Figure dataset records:
+ + + +

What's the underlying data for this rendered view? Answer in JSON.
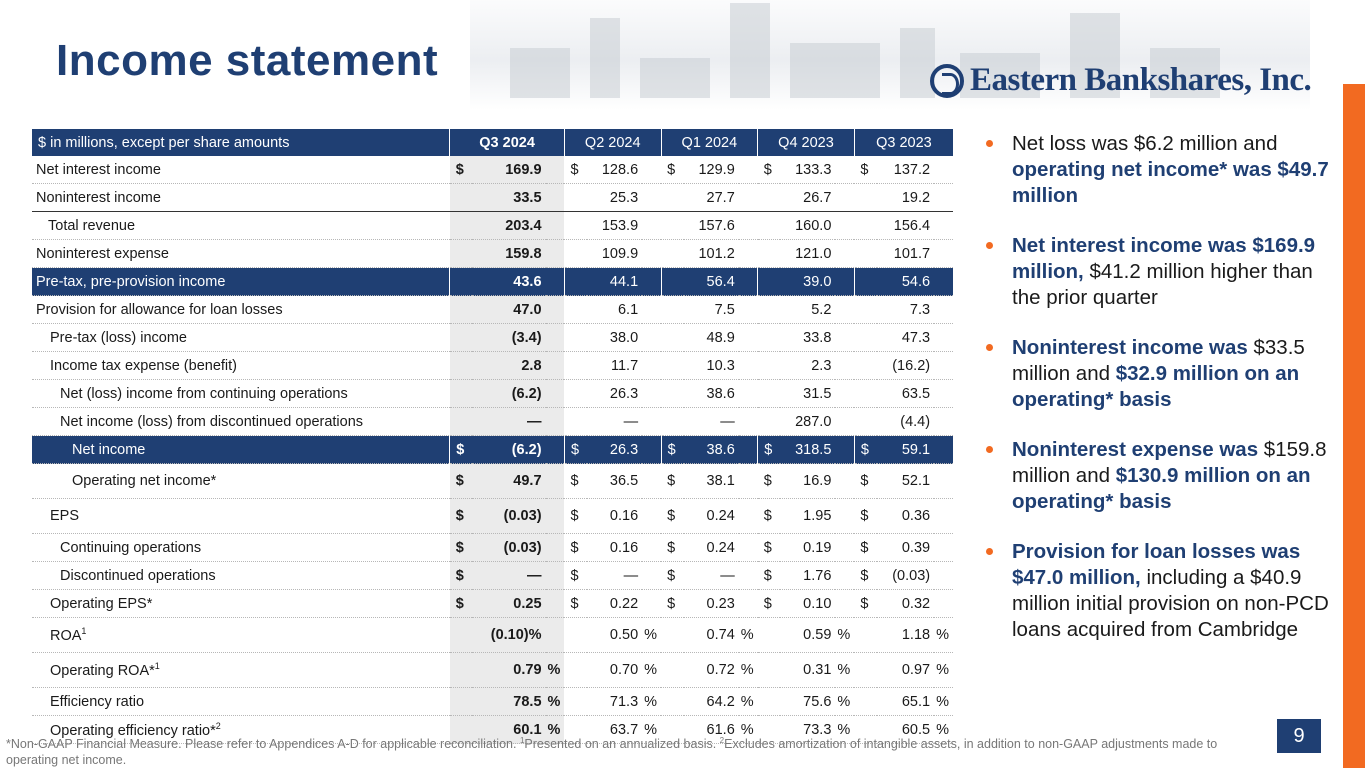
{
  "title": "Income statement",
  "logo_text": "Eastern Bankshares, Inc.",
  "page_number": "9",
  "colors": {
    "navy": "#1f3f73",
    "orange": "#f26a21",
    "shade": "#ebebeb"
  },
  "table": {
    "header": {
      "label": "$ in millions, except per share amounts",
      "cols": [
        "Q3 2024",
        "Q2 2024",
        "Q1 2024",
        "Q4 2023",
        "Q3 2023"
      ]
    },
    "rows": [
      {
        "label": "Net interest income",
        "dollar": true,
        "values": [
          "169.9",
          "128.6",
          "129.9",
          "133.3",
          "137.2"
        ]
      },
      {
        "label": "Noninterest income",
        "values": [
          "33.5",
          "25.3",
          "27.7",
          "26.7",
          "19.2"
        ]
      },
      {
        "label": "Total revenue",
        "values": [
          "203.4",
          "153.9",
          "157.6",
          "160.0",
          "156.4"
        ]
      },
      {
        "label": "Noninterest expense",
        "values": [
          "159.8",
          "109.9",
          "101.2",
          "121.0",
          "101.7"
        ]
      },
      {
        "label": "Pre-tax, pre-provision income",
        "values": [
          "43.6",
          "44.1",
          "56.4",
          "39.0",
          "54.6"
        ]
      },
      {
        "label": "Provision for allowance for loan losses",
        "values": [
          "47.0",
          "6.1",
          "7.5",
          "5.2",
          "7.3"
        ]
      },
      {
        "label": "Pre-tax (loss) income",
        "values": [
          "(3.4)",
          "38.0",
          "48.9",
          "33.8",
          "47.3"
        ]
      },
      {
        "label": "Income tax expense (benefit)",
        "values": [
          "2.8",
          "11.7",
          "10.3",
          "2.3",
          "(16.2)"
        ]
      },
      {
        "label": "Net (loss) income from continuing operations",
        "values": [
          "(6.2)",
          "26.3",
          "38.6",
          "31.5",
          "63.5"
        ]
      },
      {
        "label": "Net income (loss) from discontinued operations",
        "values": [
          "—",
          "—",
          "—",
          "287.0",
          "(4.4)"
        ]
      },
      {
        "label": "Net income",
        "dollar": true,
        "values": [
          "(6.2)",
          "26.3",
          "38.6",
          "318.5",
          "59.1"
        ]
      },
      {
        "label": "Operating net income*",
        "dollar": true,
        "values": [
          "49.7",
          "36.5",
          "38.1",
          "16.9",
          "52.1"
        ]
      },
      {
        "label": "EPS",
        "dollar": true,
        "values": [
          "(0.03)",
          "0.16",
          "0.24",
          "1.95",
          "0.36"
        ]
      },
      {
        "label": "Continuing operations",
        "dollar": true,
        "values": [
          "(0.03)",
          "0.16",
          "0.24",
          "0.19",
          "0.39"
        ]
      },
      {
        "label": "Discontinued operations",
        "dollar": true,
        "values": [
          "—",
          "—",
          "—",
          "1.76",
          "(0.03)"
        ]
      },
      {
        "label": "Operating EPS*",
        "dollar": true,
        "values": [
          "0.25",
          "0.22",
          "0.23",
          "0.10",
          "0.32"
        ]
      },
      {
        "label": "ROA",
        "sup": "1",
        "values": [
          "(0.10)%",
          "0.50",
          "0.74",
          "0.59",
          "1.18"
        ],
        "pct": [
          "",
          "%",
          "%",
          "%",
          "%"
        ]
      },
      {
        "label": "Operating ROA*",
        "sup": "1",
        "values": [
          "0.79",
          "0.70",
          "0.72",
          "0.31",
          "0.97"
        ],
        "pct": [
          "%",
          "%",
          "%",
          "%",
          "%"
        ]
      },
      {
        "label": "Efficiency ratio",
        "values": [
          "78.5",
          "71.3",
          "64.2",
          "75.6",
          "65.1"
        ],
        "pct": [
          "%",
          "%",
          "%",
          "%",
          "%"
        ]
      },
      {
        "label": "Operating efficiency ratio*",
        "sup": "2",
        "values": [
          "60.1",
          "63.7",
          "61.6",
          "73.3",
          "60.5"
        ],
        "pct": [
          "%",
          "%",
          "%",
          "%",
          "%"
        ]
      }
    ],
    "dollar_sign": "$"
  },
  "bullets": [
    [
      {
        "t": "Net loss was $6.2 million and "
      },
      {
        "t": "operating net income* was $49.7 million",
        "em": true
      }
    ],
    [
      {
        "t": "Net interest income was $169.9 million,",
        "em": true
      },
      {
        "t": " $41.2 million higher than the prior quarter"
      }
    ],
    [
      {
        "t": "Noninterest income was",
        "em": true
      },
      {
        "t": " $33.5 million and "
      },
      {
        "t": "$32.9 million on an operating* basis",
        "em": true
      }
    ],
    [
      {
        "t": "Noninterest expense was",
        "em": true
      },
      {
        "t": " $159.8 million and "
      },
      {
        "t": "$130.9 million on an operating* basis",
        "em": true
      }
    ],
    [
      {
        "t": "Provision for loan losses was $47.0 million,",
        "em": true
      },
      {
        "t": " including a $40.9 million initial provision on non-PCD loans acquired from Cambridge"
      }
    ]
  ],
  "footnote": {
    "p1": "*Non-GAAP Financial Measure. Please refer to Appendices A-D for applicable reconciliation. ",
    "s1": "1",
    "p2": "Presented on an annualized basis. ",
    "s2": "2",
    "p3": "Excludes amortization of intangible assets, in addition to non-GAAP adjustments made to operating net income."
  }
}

+ + + +

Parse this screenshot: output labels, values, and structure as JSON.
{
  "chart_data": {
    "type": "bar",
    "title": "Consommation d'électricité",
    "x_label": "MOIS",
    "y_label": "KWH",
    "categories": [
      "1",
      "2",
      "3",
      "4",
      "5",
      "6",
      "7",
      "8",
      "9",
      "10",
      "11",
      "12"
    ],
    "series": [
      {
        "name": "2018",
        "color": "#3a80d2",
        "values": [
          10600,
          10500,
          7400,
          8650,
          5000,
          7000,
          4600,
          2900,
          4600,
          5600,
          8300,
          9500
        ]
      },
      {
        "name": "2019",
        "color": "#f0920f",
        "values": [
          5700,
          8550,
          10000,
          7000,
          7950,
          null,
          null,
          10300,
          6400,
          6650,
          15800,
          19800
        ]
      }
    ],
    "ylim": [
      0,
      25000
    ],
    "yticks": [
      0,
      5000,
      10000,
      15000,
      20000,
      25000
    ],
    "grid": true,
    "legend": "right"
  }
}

+ + + +

Task prompt
Consider the entries above and return each line with the string "JSON".

Solution for this exercise
What's the underlying data for this rendered view? Answer in JSON.
Parse this screenshot: output labels, values, and structure as JSON.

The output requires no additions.